# Exercise instructions
Scan the material and copy every line in which "Slice" appears.

# Input material
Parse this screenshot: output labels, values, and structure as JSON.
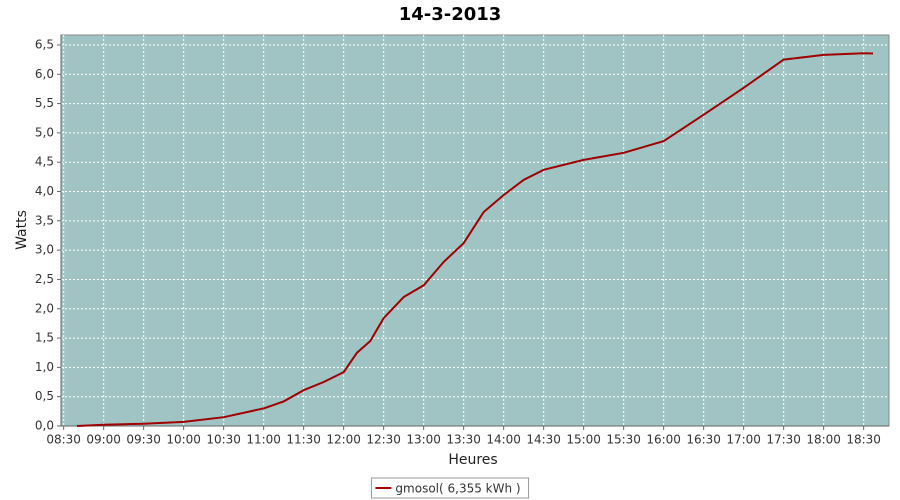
{
  "chart_data": {
    "type": "line",
    "title": "14-3-2013",
    "x_label": "Heures",
    "y_label": "Watts",
    "x": [
      "08:40",
      "09:00",
      "09:30",
      "10:00",
      "10:30",
      "11:00",
      "11:15",
      "11:30",
      "11:45",
      "12:00",
      "12:10",
      "12:20",
      "12:30",
      "12:45",
      "13:00",
      "13:15",
      "13:30",
      "13:45",
      "14:00",
      "14:15",
      "14:30",
      "15:00",
      "15:30",
      "16:00",
      "16:30",
      "17:00",
      "17:30",
      "18:00",
      "18:30",
      "18:37"
    ],
    "series": [
      {
        "name": "gmosol( 6,355 kWh )",
        "color": "#a00000",
        "values": [
          0.0,
          0.02,
          0.04,
          0.07,
          0.15,
          0.3,
          0.42,
          0.61,
          0.75,
          0.92,
          1.25,
          1.45,
          1.84,
          2.2,
          2.4,
          2.8,
          3.12,
          3.65,
          3.94,
          4.2,
          4.37,
          4.54,
          4.66,
          4.86,
          5.31,
          5.77,
          6.25,
          6.33,
          6.36,
          6.355
        ]
      }
    ],
    "xlim": [
      "08:28",
      "18:49"
    ],
    "xticks": [
      "08:30",
      "09:00",
      "09:30",
      "10:00",
      "10:30",
      "11:00",
      "11:30",
      "12:00",
      "12:30",
      "13:00",
      "13:30",
      "14:00",
      "14:30",
      "15:00",
      "15:30",
      "16:00",
      "16:30",
      "17:00",
      "17:30",
      "18:00",
      "18:30"
    ],
    "ylim": [
      0,
      6.67
    ],
    "yticks": [
      {
        "value": 0,
        "label": "0,0"
      },
      {
        "value": 0.5,
        "label": "0,5"
      },
      {
        "value": 1,
        "label": "1,0"
      },
      {
        "value": 1.5,
        "label": "1,5"
      },
      {
        "value": 2,
        "label": "2,0"
      },
      {
        "value": 2.5,
        "label": "2,5"
      },
      {
        "value": 3,
        "label": "3,0"
      },
      {
        "value": 3.5,
        "label": "3,5"
      },
      {
        "value": 4,
        "label": "4,0"
      },
      {
        "value": 4.5,
        "label": "4,5"
      },
      {
        "value": 5,
        "label": "5,0"
      },
      {
        "value": 5.5,
        "label": "5,5"
      },
      {
        "value": 6,
        "label": "6,0"
      },
      {
        "value": 6.5,
        "label": "6,5"
      }
    ],
    "grid": true,
    "background": "#a0c4c4",
    "legend": "bottom"
  }
}
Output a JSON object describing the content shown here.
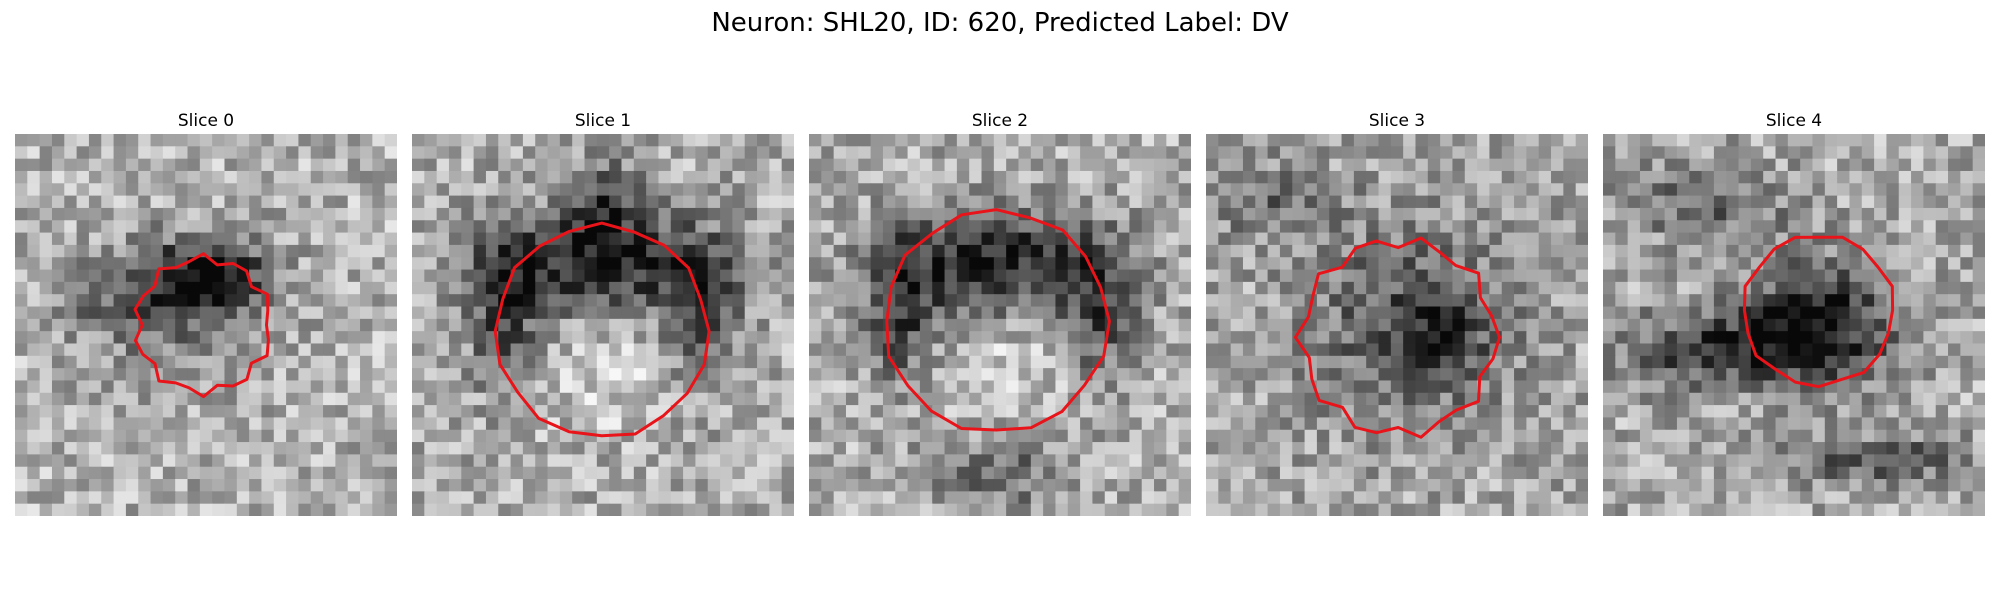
{
  "figure": {
    "title": "Neuron: SHL20, ID: 620, Predicted Label: DV"
  },
  "contour_color": "#e8141a",
  "colormap": "gray",
  "panels": [
    {
      "title": "Slice 0"
    },
    {
      "title": "Slice 1"
    },
    {
      "title": "Slice 2"
    },
    {
      "title": "Slice 3"
    },
    {
      "title": "Slice 4"
    }
  ]
}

# Task answer
      "title": "Slice 0"
      "title": "Slice 1"
      "title": "Slice 2"
      "title": "Slice 3"
      "title": "Slice 4"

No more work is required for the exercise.